Gli uffici del dopo virus dovranno contemplare il sistema delle turnazioni e avere spazi dalle molteplici destinazioni (sala conferenze che può rapidamente tramutarsi in singola postazione, area pranzo in espositiva), nonché essere progettati in maniera sostenibile, senza mai perdere di vista il faro della tecnologia, altrettanto fondamentale per una proficua operatività da remoto. Il 93 per cento degli intervistati in questo maggio, infatti, è convinto dell’utilità della tecnologia nella gestione della crisi in atto e il 65 per cento si dichiara adesso più disponibile all’utilizzo di questa, fetta di cui un 29 per cento oltre i 54 anni. 

 

L’arredamento dei nuovi workplace, che sia ufficio o ala domestica, giocherà un ruolo essenziale. Previsione, questa, ben centrata dagli italiani interpellati dal noto istituto di ricerca, dei quali l’82 per cento ritiene che il design sarà il cardine della prossima rivoluzione che interesserà spazi urbani e ambienti di lavoro. Sicurezza e benessere del lavoratore saranno poi il motto di tale rivoluzione, che da un lato vuole, attraverso gli arredi, aderire alle norme anti-contagio (divisori in plexiglass, grandi vetrate, giardini, open space con postazioni ben separate, stanze “trasversali" a uso singolo o collettivo), dall’altro revisionare in chiave welfare il concetto stesso di giornata lavorativa, oggi più di ieri fatta di momenti individuali e fluida alternanza fra sfera privata e professionale. “Gli italiani hanno recuperato contatto con le loro vite, gli affetti, le case, gli spazi, che ora però vanno completamente ridisegnati”.

*MATERIALE ESTRATTO*.
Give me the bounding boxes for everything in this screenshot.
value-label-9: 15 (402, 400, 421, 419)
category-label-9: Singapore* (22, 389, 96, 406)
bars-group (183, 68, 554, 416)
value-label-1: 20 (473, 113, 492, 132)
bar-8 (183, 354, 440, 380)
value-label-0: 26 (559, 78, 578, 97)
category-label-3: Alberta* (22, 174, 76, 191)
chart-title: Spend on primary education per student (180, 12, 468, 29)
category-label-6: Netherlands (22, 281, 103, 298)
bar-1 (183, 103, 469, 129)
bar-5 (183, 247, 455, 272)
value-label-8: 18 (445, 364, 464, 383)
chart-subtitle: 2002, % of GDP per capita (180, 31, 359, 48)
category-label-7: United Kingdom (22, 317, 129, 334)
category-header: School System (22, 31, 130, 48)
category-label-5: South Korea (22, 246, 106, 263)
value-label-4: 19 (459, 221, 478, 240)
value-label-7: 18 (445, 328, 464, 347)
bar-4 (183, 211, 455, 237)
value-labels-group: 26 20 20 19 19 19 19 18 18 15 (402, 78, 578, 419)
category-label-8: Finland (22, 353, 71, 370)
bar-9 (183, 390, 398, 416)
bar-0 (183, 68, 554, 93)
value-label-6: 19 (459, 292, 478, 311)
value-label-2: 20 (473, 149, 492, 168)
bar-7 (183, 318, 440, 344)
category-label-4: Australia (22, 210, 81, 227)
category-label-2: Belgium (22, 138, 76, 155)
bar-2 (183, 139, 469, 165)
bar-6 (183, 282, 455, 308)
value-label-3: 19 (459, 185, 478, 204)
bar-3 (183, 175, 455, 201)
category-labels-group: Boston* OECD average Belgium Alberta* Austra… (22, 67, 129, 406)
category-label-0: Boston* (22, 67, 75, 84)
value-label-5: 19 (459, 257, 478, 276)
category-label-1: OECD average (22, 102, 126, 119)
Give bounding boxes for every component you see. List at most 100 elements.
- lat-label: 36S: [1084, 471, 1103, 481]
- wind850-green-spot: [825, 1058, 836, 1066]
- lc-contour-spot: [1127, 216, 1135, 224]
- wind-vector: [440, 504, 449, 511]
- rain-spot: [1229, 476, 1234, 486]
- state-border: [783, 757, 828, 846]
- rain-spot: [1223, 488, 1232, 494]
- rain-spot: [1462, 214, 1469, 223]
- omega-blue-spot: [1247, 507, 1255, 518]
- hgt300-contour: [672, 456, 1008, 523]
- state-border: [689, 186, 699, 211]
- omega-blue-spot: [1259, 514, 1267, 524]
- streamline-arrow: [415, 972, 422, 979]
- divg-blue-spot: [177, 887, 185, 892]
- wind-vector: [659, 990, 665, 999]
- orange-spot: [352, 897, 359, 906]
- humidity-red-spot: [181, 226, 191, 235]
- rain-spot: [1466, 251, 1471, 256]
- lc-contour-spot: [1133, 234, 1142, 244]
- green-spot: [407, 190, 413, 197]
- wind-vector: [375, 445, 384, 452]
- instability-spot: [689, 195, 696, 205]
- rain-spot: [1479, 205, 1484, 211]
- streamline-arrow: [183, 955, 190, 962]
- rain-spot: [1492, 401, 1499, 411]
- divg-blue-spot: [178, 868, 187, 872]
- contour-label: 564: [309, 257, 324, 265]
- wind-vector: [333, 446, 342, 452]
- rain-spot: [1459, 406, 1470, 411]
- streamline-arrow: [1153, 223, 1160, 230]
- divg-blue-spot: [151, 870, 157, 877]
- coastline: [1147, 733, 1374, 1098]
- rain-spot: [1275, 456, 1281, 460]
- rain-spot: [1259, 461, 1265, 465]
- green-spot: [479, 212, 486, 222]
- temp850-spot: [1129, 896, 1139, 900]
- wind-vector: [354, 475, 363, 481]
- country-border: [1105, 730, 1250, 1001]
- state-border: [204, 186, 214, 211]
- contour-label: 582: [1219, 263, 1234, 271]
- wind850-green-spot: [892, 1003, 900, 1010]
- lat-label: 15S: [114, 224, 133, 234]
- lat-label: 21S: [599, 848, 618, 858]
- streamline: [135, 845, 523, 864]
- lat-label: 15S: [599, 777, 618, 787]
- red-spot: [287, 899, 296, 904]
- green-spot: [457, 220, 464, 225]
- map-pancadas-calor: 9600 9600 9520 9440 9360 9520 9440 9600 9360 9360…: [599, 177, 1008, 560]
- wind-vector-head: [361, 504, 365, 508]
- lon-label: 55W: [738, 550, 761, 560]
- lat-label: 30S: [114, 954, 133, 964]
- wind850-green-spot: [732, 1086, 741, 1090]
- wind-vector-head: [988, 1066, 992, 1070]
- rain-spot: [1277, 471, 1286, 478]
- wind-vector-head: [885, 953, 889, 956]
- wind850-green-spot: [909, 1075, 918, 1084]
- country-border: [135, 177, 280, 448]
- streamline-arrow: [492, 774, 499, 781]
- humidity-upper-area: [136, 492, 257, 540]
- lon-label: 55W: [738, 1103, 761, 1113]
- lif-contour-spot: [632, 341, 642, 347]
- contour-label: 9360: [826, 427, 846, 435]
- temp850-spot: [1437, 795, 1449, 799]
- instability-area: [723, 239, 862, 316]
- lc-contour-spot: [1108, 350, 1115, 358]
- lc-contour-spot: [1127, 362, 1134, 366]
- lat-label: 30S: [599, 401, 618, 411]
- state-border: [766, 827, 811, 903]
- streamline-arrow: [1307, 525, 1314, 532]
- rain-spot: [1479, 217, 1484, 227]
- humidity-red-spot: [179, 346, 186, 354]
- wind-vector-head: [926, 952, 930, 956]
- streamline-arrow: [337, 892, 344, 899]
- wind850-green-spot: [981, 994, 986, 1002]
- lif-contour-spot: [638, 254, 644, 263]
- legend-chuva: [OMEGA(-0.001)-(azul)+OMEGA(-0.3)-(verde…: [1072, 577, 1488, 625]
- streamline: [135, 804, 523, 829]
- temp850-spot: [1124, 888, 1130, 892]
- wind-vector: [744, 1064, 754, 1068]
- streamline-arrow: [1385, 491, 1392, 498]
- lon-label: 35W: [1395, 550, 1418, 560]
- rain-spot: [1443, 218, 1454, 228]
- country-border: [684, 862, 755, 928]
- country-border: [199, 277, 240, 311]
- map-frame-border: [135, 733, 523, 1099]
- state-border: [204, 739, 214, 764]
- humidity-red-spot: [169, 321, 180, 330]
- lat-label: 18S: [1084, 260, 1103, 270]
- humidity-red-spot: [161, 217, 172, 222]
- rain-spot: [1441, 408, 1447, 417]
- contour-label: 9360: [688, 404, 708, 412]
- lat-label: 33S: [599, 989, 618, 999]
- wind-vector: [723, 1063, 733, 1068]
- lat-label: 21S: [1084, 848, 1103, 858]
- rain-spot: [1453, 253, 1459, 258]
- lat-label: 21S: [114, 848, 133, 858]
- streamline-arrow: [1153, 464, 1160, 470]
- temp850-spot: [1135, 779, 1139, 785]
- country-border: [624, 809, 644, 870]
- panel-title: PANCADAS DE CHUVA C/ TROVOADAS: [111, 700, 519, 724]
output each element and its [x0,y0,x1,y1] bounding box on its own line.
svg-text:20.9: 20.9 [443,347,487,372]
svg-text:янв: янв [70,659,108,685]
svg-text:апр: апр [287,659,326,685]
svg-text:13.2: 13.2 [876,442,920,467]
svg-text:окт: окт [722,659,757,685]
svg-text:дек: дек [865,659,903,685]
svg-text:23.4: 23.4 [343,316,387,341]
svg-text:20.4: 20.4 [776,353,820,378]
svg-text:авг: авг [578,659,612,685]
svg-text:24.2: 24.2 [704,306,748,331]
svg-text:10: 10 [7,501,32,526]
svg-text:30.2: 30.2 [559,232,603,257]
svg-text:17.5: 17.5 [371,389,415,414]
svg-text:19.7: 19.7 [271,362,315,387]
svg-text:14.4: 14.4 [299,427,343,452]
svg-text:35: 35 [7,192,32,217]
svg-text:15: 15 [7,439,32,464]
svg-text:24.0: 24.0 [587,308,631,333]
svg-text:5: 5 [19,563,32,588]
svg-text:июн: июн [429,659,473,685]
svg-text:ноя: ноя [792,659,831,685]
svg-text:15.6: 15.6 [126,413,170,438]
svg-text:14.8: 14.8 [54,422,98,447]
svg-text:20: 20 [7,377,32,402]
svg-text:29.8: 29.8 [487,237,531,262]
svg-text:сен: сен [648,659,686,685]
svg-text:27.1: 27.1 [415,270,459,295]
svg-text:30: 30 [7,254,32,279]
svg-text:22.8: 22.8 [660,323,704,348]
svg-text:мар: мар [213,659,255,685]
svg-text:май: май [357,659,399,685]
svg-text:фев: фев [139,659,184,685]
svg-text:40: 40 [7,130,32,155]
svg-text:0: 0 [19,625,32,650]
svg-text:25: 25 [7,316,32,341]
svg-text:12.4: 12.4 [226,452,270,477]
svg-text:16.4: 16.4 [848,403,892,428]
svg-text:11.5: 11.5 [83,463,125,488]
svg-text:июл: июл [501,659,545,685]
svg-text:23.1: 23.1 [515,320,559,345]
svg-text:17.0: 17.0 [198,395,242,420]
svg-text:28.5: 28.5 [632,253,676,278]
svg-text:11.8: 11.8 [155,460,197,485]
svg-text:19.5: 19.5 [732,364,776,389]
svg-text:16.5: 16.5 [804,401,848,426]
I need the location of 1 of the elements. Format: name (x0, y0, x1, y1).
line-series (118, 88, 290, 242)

*ISTRUZIONI DEI COMPITI*.
1/ Nel testo sugli uffici del dopo virus, quale percentuale degli italiani interpellati ritiene che il design sarà il cardine della prossima rivoluzione?
2/ Riprendi il testo sugli uffici del dopo virus subito dopo l'ultima frase e proseguilo.

*RISPOSTE AI COMPITI*.
1/ L'82 per cento.

2/
 

Il sociologo Livio Gigliuto commenta la ricerca sviluppata dall’Istituto Piepoli per DesignTech Hub, il primo polo per l’innovazione tecnologica nel settore design che sorgerà nell’ambito di MIND Milano Innovation District, e spiega che “il design ha riacquisito una funzione centrale e che gli viene affidato il compito di ricostruire i luoghi privati e pubblici di un mondo più sicuro”. Che sia dal salotto con sfondi scenici per conferenze zoom o in box insonorizzati, la certezza è che la grammatica del posto di lavoro cambierà e con essa anche gli italiani, che hanno infatti ammesso, stando al rapporto, di non voler tornare al canonico format delle presenza quotidiana (il 33 per cento ha risposto molto e il 44 per cento abbastanza alla domanda: nel futuro quanto desidera che si mantenga disponibile la possibilità di lavorare da casa?).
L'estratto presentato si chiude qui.